WHAT TO DO |
Reproduce every one of the following items verbatim, keeping each line unchanged.

INPUT |

········

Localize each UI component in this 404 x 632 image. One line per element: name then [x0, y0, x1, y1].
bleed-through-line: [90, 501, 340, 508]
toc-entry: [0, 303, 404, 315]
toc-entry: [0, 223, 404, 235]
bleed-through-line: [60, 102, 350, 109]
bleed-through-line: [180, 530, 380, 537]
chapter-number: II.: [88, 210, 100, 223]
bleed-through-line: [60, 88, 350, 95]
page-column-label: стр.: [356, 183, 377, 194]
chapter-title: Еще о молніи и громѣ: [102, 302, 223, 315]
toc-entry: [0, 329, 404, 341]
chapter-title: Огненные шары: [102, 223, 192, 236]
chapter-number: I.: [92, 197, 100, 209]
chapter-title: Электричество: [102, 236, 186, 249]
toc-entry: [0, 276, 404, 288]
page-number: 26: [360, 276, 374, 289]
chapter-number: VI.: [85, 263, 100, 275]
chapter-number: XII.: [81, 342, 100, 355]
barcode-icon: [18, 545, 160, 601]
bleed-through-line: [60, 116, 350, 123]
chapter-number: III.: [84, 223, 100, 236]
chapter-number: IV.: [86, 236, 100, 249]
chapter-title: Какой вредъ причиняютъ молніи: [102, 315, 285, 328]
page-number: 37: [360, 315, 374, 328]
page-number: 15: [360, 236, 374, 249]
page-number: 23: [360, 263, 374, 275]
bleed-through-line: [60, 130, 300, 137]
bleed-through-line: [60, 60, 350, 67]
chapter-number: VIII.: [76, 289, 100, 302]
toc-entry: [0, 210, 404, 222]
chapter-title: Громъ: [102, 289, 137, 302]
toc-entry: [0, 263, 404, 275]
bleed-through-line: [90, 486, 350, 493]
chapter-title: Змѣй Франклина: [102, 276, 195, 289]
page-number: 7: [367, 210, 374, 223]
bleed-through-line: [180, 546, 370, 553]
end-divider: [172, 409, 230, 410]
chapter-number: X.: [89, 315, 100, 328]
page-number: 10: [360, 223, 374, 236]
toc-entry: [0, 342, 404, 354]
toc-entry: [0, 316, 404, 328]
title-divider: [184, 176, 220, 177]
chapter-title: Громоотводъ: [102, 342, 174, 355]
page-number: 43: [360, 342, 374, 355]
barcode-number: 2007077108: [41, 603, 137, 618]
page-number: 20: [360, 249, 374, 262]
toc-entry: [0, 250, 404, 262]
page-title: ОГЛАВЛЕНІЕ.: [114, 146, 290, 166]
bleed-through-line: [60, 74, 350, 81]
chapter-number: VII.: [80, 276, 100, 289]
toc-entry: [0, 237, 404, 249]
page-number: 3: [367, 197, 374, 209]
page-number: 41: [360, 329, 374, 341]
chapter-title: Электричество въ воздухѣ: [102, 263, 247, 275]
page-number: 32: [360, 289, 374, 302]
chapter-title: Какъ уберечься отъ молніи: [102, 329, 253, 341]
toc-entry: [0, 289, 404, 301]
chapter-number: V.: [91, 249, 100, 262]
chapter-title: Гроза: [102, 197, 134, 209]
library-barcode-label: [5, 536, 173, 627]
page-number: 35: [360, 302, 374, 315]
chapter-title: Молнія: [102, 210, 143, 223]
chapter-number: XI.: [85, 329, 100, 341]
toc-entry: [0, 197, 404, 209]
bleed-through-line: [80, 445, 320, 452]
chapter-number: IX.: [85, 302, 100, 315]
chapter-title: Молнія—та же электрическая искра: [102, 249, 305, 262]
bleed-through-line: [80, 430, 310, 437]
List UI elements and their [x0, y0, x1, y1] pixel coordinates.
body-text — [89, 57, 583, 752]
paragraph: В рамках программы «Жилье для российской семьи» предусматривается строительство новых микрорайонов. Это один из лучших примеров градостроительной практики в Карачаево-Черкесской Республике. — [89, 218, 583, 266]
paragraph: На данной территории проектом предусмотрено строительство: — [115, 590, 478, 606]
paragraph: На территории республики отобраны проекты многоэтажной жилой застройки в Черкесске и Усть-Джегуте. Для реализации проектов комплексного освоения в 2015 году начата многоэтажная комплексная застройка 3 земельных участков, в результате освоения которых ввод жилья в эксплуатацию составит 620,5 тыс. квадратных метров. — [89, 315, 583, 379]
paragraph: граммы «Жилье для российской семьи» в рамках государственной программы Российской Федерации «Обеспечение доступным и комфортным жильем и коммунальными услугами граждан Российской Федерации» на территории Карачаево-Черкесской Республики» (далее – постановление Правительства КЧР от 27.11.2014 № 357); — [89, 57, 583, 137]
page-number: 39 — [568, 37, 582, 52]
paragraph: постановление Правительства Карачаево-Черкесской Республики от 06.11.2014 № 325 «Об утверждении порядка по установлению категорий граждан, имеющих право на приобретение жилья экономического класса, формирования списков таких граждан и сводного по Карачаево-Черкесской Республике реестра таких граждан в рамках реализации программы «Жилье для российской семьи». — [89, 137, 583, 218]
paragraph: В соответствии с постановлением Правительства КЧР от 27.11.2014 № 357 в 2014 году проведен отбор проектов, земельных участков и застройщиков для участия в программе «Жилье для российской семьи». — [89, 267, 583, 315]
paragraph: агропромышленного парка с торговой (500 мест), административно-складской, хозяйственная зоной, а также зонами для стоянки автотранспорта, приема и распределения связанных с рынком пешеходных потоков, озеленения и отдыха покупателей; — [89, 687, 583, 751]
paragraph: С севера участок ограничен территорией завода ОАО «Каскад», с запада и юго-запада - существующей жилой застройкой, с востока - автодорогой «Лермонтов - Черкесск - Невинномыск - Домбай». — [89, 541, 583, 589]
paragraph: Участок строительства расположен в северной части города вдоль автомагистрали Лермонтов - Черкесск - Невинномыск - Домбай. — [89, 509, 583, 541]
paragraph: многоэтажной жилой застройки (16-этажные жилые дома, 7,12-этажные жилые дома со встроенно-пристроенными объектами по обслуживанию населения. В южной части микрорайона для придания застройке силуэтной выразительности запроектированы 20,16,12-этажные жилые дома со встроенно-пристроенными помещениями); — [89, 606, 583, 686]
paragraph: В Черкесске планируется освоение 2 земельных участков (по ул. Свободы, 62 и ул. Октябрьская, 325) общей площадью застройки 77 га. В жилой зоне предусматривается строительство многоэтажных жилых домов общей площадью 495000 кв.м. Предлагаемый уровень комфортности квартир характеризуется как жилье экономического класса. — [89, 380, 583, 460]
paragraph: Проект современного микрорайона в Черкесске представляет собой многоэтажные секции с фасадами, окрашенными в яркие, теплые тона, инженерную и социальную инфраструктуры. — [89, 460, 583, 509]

········

TASK ANSWER |
Localize each UI component in this 404 x 632 image. One line per element: name then [x0, y0, x1, y1].
bleed-through-line: [90, 501, 340, 508]
toc-entry: [0, 303, 404, 315]
toc-entry: [0, 223, 404, 235]
bleed-through-line: [60, 102, 350, 109]
bleed-through-line: [180, 530, 380, 537]
chapter-number: II.: [88, 210, 100, 223]
bleed-through-line: [60, 88, 350, 95]
page-column-label: стр.: [356, 183, 377, 194]
chapter-title: Еще о молніи и громѣ: [102, 302, 223, 315]
toc-entry: [0, 329, 404, 341]
chapter-title: Огненные шары: [102, 223, 192, 236]
chapter-number: I.: [92, 197, 100, 209]
chapter-title: Электричество: [102, 236, 186, 249]
toc-entry: [0, 276, 404, 288]
page-number: 26: [360, 276, 374, 289]
chapter-number: VI.: [85, 263, 100, 275]
chapter-number: XII.: [81, 342, 100, 355]
barcode-icon: [18, 545, 160, 601]
bleed-through-line: [60, 116, 350, 123]
chapter-number: III.: [84, 223, 100, 236]
chapter-number: IV.: [86, 236, 100, 249]
chapter-title: Какой вредъ причиняютъ молніи: [102, 315, 285, 328]
page-number: 37: [360, 315, 374, 328]
page-number: 15: [360, 236, 374, 249]
page-number: 23: [360, 263, 374, 275]
bleed-through-line: [60, 130, 300, 137]
bleed-through-line: [60, 60, 350, 67]
chapter-number: VIII.: [76, 289, 100, 302]
toc-entry: [0, 210, 404, 222]
chapter-title: Громъ: [102, 289, 137, 302]
toc-entry: [0, 263, 404, 275]
bleed-through-line: [90, 486, 350, 493]
chapter-title: Змѣй Франклина: [102, 276, 195, 289]
page-number: 7: [367, 210, 374, 223]
bleed-through-line: [180, 546, 370, 553]
end-divider: [172, 409, 230, 410]
chapter-number: X.: [89, 315, 100, 328]
page-number: 10: [360, 223, 374, 236]
toc-entry: [0, 342, 404, 354]
toc-entry: [0, 316, 404, 328]
title-divider: [184, 176, 220, 177]
chapter-title: Громоотводъ: [102, 342, 174, 355]
page-number: 43: [360, 342, 374, 355]
barcode-number: 2007077108: [41, 603, 137, 618]
page-number: 20: [360, 249, 374, 262]
toc-entry: [0, 250, 404, 262]
page-title: ОГЛАВЛЕНІЕ.: [114, 146, 290, 166]
bleed-through-line: [60, 74, 350, 81]
chapter-number: VII.: [80, 276, 100, 289]
toc-entry: [0, 237, 404, 249]
page-number: 3: [367, 197, 374, 209]
page-number: 41: [360, 329, 374, 341]
chapter-title: Электричество въ воздухѣ: [102, 263, 247, 275]
page-number: 32: [360, 289, 374, 302]
chapter-title: Какъ уберечься отъ молніи: [102, 329, 253, 341]
toc-entry: [0, 289, 404, 301]
chapter-number: V.: [91, 249, 100, 262]
chapter-title: Гроза: [102, 197, 134, 209]
library-barcode-label: [5, 536, 173, 627]
page-number: 35: [360, 302, 374, 315]
chapter-title: Молнія: [102, 210, 143, 223]
chapter-number: XI.: [85, 329, 100, 341]
toc-entry: [0, 197, 404, 209]
bleed-through-line: [80, 445, 320, 452]
chapter-number: IX.: [85, 302, 100, 315]
chapter-title: Молнія—та же электрическая искра: [102, 249, 305, 262]
bleed-through-line: [80, 430, 310, 437]
List UI elements and their [x0, y0, x1, y1] pixel coordinates.
body-text — [89, 57, 583, 752]
paragraph: В рамках программы «Жилье для российской семьи» предусматривается строительство новых микрорайонов. Это один из лучших примеров градостроительной практики в Карачаево-Черкесской Республике. — [89, 218, 583, 266]
paragraph: На данной территории проектом предусмотрено строительство: — [115, 590, 478, 606]
paragraph: На территории республики отобраны проекты многоэтажной жилой застройки в Черкесске и Усть-Джегуте. Для реализации проектов комплексного освоения в 2015 году начата многоэтажная комплексная застройка 3 земельных участков, в результате освоения которых ввод жилья в эксплуатацию составит 620,5 тыс. квадратных метров. — [89, 315, 583, 379]
paragraph: граммы «Жилье для российской семьи» в рамках государственной программы Российской Федерации «Обеспечение доступным и комфортным жильем и коммунальными услугами граждан Российской Федерации» на территории Карачаево-Черкесской Республики» (далее – постановление Правительства КЧР от 27.11.2014 № 357); — [89, 57, 583, 137]
page-number: 39 — [568, 37, 582, 52]
paragraph: постановление Правительства Карачаево-Черкесской Республики от 06.11.2014 № 325 «Об утверждении порядка по установлению категорий граждан, имеющих право на приобретение жилья экономического класса, формирования списков таких граждан и сводного по Карачаево-Черкесской Республике реестра таких граждан в рамках реализации программы «Жилье для российской семьи». — [89, 137, 583, 218]
paragraph: В соответствии с постановлением Правительства КЧР от 27.11.2014 № 357 в 2014 году проведен отбор проектов, земельных участков и застройщиков для участия в программе «Жилье для российской семьи». — [89, 267, 583, 315]
paragraph: агропромышленного парка с торговой (500 мест), административно-складской, хозяйственная зоной, а также зонами для стоянки автотранспорта, приема и распределения связанных с рынком пешеходных потоков, озеленения и отдыха покупателей; — [89, 687, 583, 751]
paragraph: С севера участок ограничен территорией завода ОАО «Каскад», с запада и юго-запада - существующей жилой застройкой, с востока - автодорогой «Лермонтов - Черкесск - Невинномыск - Домбай». — [89, 541, 583, 589]
paragraph: Участок строительства расположен в северной части города вдоль автомагистрали Лермонтов - Черкесск - Невинномыск - Домбай. — [89, 509, 583, 541]
paragraph: многоэтажной жилой застройки (16-этажные жилые дома, 7,12-этажные жилые дома со встроенно-пристроенными объектами по обслуживанию населения. В южной части микрорайона для придания застройке силуэтной выразительности запроектированы 20,16,12-этажные жилые дома со встроенно-пристроенными помещениями); — [89, 606, 583, 686]
paragraph: В Черкесске планируется освоение 2 земельных участков (по ул. Свободы, 62 и ул. Октябрьская, 325) общей площадью застройки 77 га. В жилой зоне предусматривается строительство многоэтажных жилых домов общей площадью 495000 кв.м. Предлагаемый уровень комфортности квартир характеризуется как жилье экономического класса. — [89, 380, 583, 460]
paragraph: Проект современного микрорайона в Черкесске представляет собой многоэтажные секции с фасадами, окрашенными в яркие, теплые тона, инженерную и социальную инфраструктуры. — [89, 460, 583, 509]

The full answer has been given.